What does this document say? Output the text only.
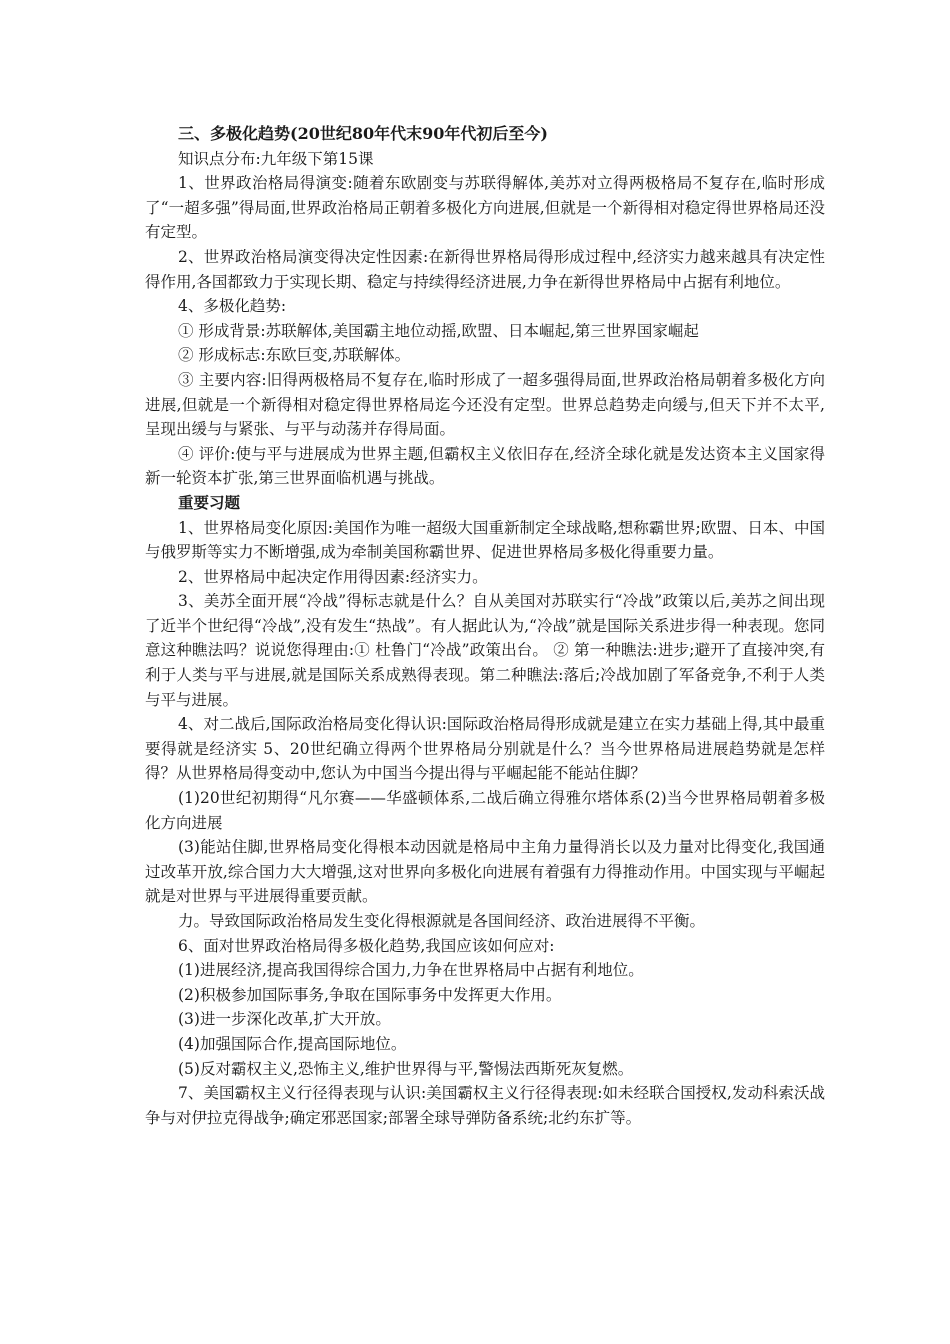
三、多极化趋势(20世纪80年代末90年代初后至今)

知识点分布:九年级下第15课

1、世界政治格局得演变:随着东欧剧变与苏联得解体,美苏对立得两极格局不复存在,临时形成了“一超多强”得局面,世界政治格局正朝着多极化方向进展,但就是一个新得相对稳定得世界格局还没有定型。

2、世界政治格局演变得决定性因素:在新得世界格局得形成过程中,经济实力越来越具有决定性得作用,各国都致力于实现长期、稳定与持续得经济进展,力争在新得世界格局中占据有利地位。

4、多极化趋势:

① 形成背景:苏联解体,美国霸主地位动摇,欧盟、日本崛起,第三世界国家崛起

② 形成标志:东欧巨变,苏联解体。

③ 主要内容:旧得两极格局不复存在,临时形成了一超多强得局面,世界政治格局朝着多极化方向进展,但就是一个新得相对稳定得世界格局迄今还没有定型。世界总趋势走向缓与,但天下并不太平,呈现出缓与与紧张、与平与动荡并存得局面。

④ 评价:使与平与进展成为世界主题,但霸权主义依旧存在,经济全球化就是发达资本主义国家得新一轮资本扩张,第三世界面临机遇与挑战。

重要习题

1、世界格局变化原因:美国作为唯一超级大国重新制定全球战略,想称霸世界;欧盟、日本、中国与俄罗斯等实力不断增强,成为牵制美国称霸世界、促进世界格局多极化得重要力量。

2、世界格局中起决定作用得因素:经济实力。

3、美苏全面开展“冷战”得标志就是什么？自从美国对苏联实行“冷战”政策以后,美苏之间出现了近半个世纪得“冷战”,没有发生“热战”。有人据此认为,“冷战”就是国际关系进步得一种表现。您同意这种瞧法吗？说说您得理由:① 杜鲁门“冷战”政策出台。 ② 第一种瞧法:进步;避开了直接冲突,有利于人类与平与进展,就是国际关系成熟得表现。第二种瞧法:落后;冷战加剧了军备竞争,不利于人类与平与进展。

4、对二战后,国际政治格局变化得认识:国际政治格局得形成就是建立在实力基础上得,其中最重要得就是经济实 5、20世纪确立得两个世界格局分别就是什么？当今世界格局进展趋势就是怎样得？从世界格局得变动中,您认为中国当今提出得与平崛起能不能站住脚？

(1)20世纪初期得“凡尔赛——华盛顿体系,二战后确立得雅尔塔体系(2)当今世界格局朝着多极化方向进展

(3)能站住脚,世界格局变化得根本动因就是格局中主角力量得消长以及力量对比得变化,我国通过改革开放,综合国力大大增强,这对世界向多极化向进展有着强有力得推动作用。中国实现与平崛起就是对世界与平进展得重要贡献。

力。导致国际政治格局发生变化得根源就是各国间经济、政治进展得不平衡。

6、面对世界政治格局得多极化趋势,我国应该如何应对:

(1)进展经济,提高我国得综合国力,力争在世界格局中占据有利地位。

(2)积极参加国际事务,争取在国际事务中发挥更大作用。

(3)进一步深化改革,扩大开放。

(4)加强国际合作,提高国际地位。

(5)反对霸权主义,恐怖主义,维护世界得与平,警惕法西斯死灰复燃。

7、美国霸权主义行径得表现与认识:美国霸权主义行径得表现:如未经联合国授权,发动科索沃战争与对伊拉克得战争;确定邪恶国家;部署全球导弹防备系统;北约东扩等。
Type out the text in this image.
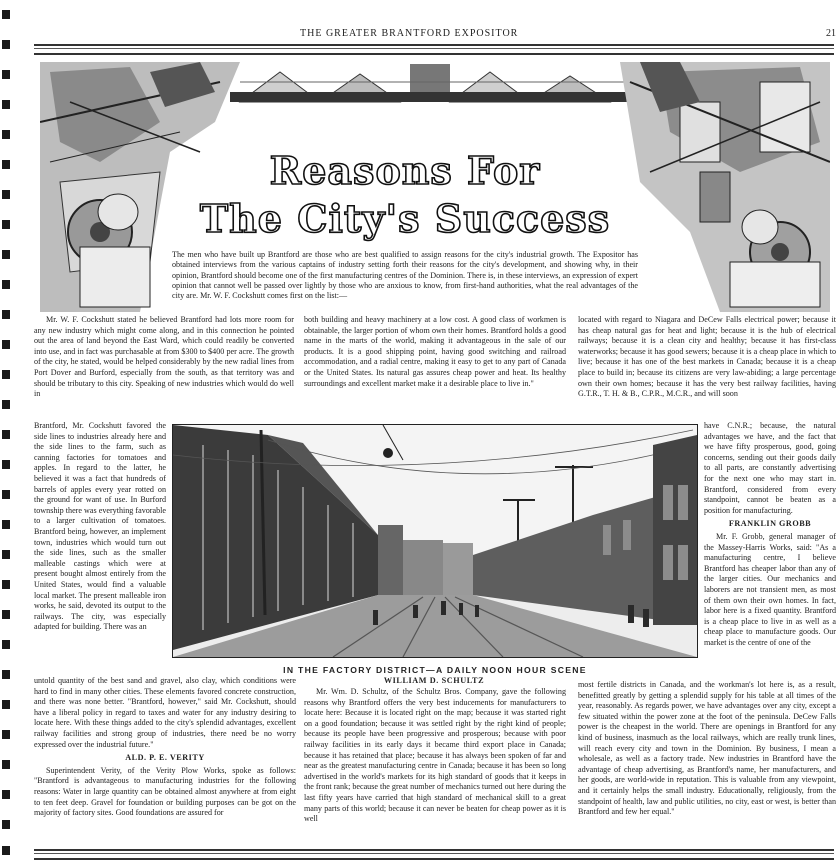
THE GREATER BRANTFORD EXPOSITOR	21
Reasons For
The City's Success
The men who have built up Brantford are those who are best qualified to assign reasons for the city's industrial growth. The Expositor has obtained interviews from the various captains of industry setting forth their reasons for the city's development, and showing why, in their opinion, Brantford should become one of the first manufacturing centres of the Dominion. There is, in these interviews, an expression of expert opinion that cannot well be passed over lightly by those who are anxious to know, from first-hand authorities, what the real advantages of the city are. Mr. W. F. Cockshutt comes first on the list:—

Mr. W. F. Cockshutt stated he believed Brantford had lots more room for any new industry which might come along, and in this connection he pointed out the area of land beyond the East Ward, which could readily be converted into use, and in fact was purchasable at from $300 to $400 per acre. The growth of the city, he stated, would be helped considerably by the new radial lines from Port Dover and Burford, especially from the south, as that territory was and should be tributary to this city. Speaking of new industries which would do well in

Brantford, Mr. Cockshutt favored the side lines to industries already here and the side lines to the farm, such as canning factories for tomatoes and apples. In regard to the latter, he believed it was a fact that hundreds of barrels of apples every year rotted on the ground for want of use. In Burford township there was everything favorable to a larger cultivation of tomatoes. Brantford being, however, an implement town, industries which would turn out the side lines, such as the smaller malleable castings which were at present bought almost entirely from the United States, would find a valuable local market. The present malleable iron works, he said, devoted its output to the railways. The city, was especially adapted for building. There was an

untold quantity of the best sand and gravel, also clay, which conditions were hard to find in many other cities. These elements favored concrete construction, and there was none better. "Brantford, however," said Mr. Cockshutt, should have a liberal policy in regard to taxes and water for any industry desiring to locate here. With these things added to the city's splendid advantages, excellent railway facilities and strong group of industries, there need be no worry expressed over the industrial future."

ALD. P. E. VERITY

Superintendent Verity, of the Verity Plow Works, spoke as follows: "Brantford is advantageous to manufacturing industries for the following reasons: Water in large quantity can be obtained almost anywhere at from eight to ten feet deep. Gravel for foundation or building purposes can be got on the majority of factory sites. Good foundations are assured for

both building and heavy machinery at a low cost. A good class of workmen is obtainable, the larger portion of whom own their homes. Brantford holds a good name in the marts of the world, making it advantageous in the sale of our products. It is a good shipping point, having good switching and railroad accommodation, and a radial centre, making it easy to get to any part of Canada or the United States. Its natural gas assures cheap power and heat. Its healthy surroundings and excellent market make it a desirable place to live in."

located with regard to Niagara and DeCew Falls electrical power; because it has cheap natural gas for heat and light; because it is the hub of electrical railways; because it is a clean city and healthy; because it has first-class waterworks; because it has good sewers; because it is a cheap place in which to live; because it has one of the best markets in Canada; because it is a cheap place to build in; because its citizens are very law-abiding; a large percentage own their own homes; because it has the very best railway facilities, having G.T.R., T. H. & B., C.P.R., M.C.R., and will soon

have C.N.R.; because, the natural advantages we have, and the fact that we have fifty prosperous, good, going concerns, sending out their goods daily to all parts, are constantly advertising for the next one who may start in. Brantford, considered from every standpoint, cannot be beaten as a position for manufacturing.

FRANKLIN GROBB

Mr. F. Grobb, general manager of the Massey-Harris Works, said: "As a manufacturing centre, I believe Brantford has cheaper labor than any of the larger cities. Our mechanics and laborers are not transient men, as most of them own their own homes. In fact, labor here is a fixed quantity. Brantford is a cheap place to live in as well as a cheap place to manufacture goods. Our market is the centre of one of the

most fertile districts in Canada, and the workman's lot here is, as a result, benefitted greatly by getting a splendid supply for his table at all times of the year, reasonably. As regards power, we have advantages over any city, except a few situated within the power zone at the foot of the peninsula. DeCew Falls power is the cheapest in the world. There are openings in Brantford for any kind of business, inasmuch as the local railways, which are really trunk lines, will reach every city and town in the Dominion. By business, I mean a wholesale, as well as a factory trade. New industries in Brantford have the advantage of cheap advertising, as Brantford's name, her manufacturers, and her goods, are world-wide in reputation. This is valuable from any viewpoint, and it certainly helps the small industry. Educationally, religiously, from the standpoint of health, law and public utilities, no city, east or west, is better than Brantford and few her equal."

IN THE FACTORY DISTRICT—A DAILY NOON HOUR SCENE
WILLIAM D. SCHULTZ

Mr. Wm. D. Schultz, of the Schultz Bros. Company, gave the following reasons why Brantford offers the very best inducements for manufacturers to locate here: Because it is located right on the map; because it was started right on a good foundation; because it was settled right by the right kind of people; because its people have been progressive and prosperous; because with poor railway facilities in its early days it became third export place in Canada; because it has retained that place; because it has always been spoken of far and near as the greatest manufacturing centre in Canada; because it has been so long advertised in the world's markets for its high standard of goods that it keeps in the front rank; because the great number of mechanics turned out here during the last fifty years have carried that high standard of mechanical skill to a great many parts of this world; because it can never be beaten for cheap power as it is well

————

* What you have to do
Which lines hold the word "苏联解体"? Show each one.

* Answer to this task
① 形成背景:苏联解体,美国霸主地位动摇,欧盟、日本崛起,第三世界国家崛起
② 形成标志:东欧巨变,苏联解体。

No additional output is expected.